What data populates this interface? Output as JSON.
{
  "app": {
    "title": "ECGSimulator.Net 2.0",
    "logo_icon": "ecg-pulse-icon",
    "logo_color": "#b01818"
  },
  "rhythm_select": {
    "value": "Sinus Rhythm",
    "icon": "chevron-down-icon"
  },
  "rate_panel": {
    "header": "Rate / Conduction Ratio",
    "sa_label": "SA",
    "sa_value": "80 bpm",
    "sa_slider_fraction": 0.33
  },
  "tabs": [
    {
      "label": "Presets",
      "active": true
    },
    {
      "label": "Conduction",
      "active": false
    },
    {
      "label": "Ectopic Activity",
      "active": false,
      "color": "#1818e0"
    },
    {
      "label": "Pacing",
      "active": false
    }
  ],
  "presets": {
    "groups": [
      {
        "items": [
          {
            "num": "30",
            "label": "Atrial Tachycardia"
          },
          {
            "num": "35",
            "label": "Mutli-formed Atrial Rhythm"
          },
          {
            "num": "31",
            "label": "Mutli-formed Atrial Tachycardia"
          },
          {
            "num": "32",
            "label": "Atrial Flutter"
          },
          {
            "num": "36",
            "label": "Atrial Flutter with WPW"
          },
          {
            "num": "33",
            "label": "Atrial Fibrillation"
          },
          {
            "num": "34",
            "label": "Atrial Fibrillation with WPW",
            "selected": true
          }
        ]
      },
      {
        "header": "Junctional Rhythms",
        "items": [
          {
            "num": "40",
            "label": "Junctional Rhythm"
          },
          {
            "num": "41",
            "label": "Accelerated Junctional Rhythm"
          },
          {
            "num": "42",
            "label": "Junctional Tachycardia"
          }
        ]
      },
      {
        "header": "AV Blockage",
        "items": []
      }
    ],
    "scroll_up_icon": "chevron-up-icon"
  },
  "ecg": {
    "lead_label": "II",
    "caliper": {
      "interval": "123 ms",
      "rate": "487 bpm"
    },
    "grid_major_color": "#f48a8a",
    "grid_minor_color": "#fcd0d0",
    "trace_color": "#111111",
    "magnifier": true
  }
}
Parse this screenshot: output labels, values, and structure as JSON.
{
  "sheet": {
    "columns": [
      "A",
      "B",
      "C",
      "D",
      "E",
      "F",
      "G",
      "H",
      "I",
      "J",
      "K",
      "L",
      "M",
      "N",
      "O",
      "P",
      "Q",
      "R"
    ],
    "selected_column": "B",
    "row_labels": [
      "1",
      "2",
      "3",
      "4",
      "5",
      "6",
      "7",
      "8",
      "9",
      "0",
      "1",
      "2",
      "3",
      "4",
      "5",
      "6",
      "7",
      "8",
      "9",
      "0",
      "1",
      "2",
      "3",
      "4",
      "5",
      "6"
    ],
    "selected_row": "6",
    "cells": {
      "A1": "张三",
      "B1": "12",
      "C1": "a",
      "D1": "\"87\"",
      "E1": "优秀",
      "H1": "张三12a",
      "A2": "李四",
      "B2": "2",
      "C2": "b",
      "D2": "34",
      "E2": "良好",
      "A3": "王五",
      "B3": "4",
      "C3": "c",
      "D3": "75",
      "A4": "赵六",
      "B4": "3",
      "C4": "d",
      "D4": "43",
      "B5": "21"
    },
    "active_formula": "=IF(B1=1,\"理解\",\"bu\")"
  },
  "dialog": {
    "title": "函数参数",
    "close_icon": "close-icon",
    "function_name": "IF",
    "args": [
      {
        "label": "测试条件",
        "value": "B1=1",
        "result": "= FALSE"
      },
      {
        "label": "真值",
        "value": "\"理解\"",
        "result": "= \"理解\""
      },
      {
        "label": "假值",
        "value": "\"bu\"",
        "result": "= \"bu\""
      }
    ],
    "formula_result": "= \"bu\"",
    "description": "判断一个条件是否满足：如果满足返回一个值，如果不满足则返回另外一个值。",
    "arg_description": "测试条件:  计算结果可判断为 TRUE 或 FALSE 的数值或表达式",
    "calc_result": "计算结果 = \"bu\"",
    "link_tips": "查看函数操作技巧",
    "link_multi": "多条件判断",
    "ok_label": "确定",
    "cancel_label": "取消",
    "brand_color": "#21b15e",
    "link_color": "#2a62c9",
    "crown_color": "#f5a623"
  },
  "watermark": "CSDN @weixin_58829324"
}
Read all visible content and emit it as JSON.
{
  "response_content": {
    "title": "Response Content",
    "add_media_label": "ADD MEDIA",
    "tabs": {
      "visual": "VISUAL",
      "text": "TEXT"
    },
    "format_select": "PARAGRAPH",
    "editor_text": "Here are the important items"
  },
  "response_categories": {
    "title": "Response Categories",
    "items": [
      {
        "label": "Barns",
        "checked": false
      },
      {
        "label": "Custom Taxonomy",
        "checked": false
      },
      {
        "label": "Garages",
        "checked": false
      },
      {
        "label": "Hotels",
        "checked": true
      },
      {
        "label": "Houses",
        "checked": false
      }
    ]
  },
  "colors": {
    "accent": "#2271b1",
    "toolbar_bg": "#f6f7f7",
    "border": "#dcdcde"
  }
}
--
[Work required]:
Set down the listing above in full, please, exactly as it appears.

[Output for this exercise]:
What data populates this interface? Output as JSON.
{
  "app": {
    "title": "ECGSimulator.Net 2.0",
    "logo_icon": "ecg-pulse-icon",
    "logo_color": "#b01818"
  },
  "rhythm_select": {
    "value": "Sinus Rhythm",
    "icon": "chevron-down-icon"
  },
  "rate_panel": {
    "header": "Rate / Conduction Ratio",
    "sa_label": "SA",
    "sa_value": "80 bpm",
    "sa_slider_fraction": 0.33
  },
  "tabs": [
    {
      "label": "Presets",
      "active": true
    },
    {
      "label": "Conduction",
      "active": false
    },
    {
      "label": "Ectopic Activity",
      "active": false,
      "color": "#1818e0"
    },
    {
      "label": "Pacing",
      "active": false
    }
  ],
  "presets": {
    "groups": [
      {
        "items": [
          {
            "num": "30",
            "label": "Atrial Tachycardia"
          },
          {
            "num": "35",
            "label": "Mutli-formed Atrial Rhythm"
          },
          {
            "num": "31",
            "label": "Mutli-formed Atrial Tachycardia"
          },
          {
            "num": "32",
            "label": "Atrial Flutter"
          },
          {
            "num": "36",
            "label": "Atrial Flutter with WPW"
          },
          {
            "num": "33",
            "label": "Atrial Fibrillation"
          },
          {
            "num": "34",
            "label": "Atrial Fibrillation with WPW",
            "selected": true
          }
        ]
      },
      {
        "header": "Junctional Rhythms",
        "items": [
          {
            "num": "40",
            "label": "Junctional Rhythm"
          },
          {
            "num": "41",
            "label": "Accelerated Junctional Rhythm"
          },
          {
            "num": "42",
            "label": "Junctional Tachycardia"
          }
        ]
      },
      {
        "header": "AV Blockage",
        "items": []
      }
    ],
    "scroll_up_icon": "chevron-up-icon"
  },
  "ecg": {
    "lead_label": "II",
    "caliper": {
      "interval": "123 ms",
      "rate": "487 bpm"
    },
    "grid_major_color": "#f48a8a",
    "grid_minor_color": "#fcd0d0",
    "trace_color": "#111111",
    "magnifier": true
  }
}
Parse this screenshot: output labels, values, and structure as JSON.
{
  "sheet": {
    "columns": [
      "A",
      "B",
      "C",
      "D",
      "E",
      "F",
      "G",
      "H",
      "I",
      "J",
      "K",
      "L",
      "M",
      "N",
      "O",
      "P",
      "Q",
      "R"
    ],
    "selected_column": "B",
    "row_labels": [
      "1",
      "2",
      "3",
      "4",
      "5",
      "6",
      "7",
      "8",
      "9",
      "0",
      "1",
      "2",
      "3",
      "4",
      "5",
      "6",
      "7",
      "8",
      "9",
      "0",
      "1",
      "2",
      "3",
      "4",
      "5",
      "6"
    ],
    "selected_row": "6",
    "cells": {
      "A1": "张三",
      "B1": "12",
      "C1": "a",
      "D1": "\"87\"",
      "E1": "优秀",
      "H1": "张三12a",
      "A2": "李四",
      "B2": "2",
      "C2": "b",
      "D2": "34",
      "E2": "良好",
      "A3": "王五",
      "B3": "4",
      "C3": "c",
      "D3": "75",
      "A4": "赵六",
      "B4": "3",
      "C4": "d",
      "D4": "43",
      "B5": "21"
    },
    "active_formula": "=IF(B1=1,\"理解\",\"bu\")"
  },
  "dialog": {
    "title": "函数参数",
    "close_icon": "close-icon",
    "function_name": "IF",
    "args": [
      {
        "label": "测试条件",
        "value": "B1=1",
        "result": "= FALSE"
      },
      {
        "label": "真值",
        "value": "\"理解\"",
        "result": "= \"理解\""
      },
      {
        "label": "假值",
        "value": "\"bu\"",
        "result": "= \"bu\""
      }
    ],
    "formula_result": "= \"bu\"",
    "description": "判断一个条件是否满足：如果满足返回一个值，如果不满足则返回另外一个值。",
    "arg_description": "测试条件:  计算结果可判断为 TRUE 或 FALSE 的数值或表达式",
    "calc_result": "计算结果 = \"bu\"",
    "link_tips": "查看函数操作技巧",
    "link_multi": "多条件判断",
    "ok_label": "确定",
    "cancel_label": "取消",
    "brand_color": "#21b15e",
    "link_color": "#2a62c9",
    "crown_color": "#f5a623"
  },
  "watermark": "CSDN @weixin_58829324"
}
Read all visible content and emit it as JSON.
{
  "response_content": {
    "title": "Response Content",
    "add_media_label": "ADD MEDIA",
    "tabs": {
      "visual": "VISUAL",
      "text": "TEXT"
    },
    "format_select": "PARAGRAPH",
    "editor_text": "Here are the important items"
  },
  "response_categories": {
    "title": "Response Categories",
    "items": [
      {
        "label": "Barns",
        "checked": false
      },
      {
        "label": "Custom Taxonomy",
        "checked": false
      },
      {
        "label": "Garages",
        "checked": false
      },
      {
        "label": "Hotels",
        "checked": true
      },
      {
        "label": "Houses",
        "checked": false
      }
    ]
  },
  "colors": {
    "accent": "#2271b1",
    "toolbar_bg": "#f6f7f7",
    "border": "#dcdcde"
  }
}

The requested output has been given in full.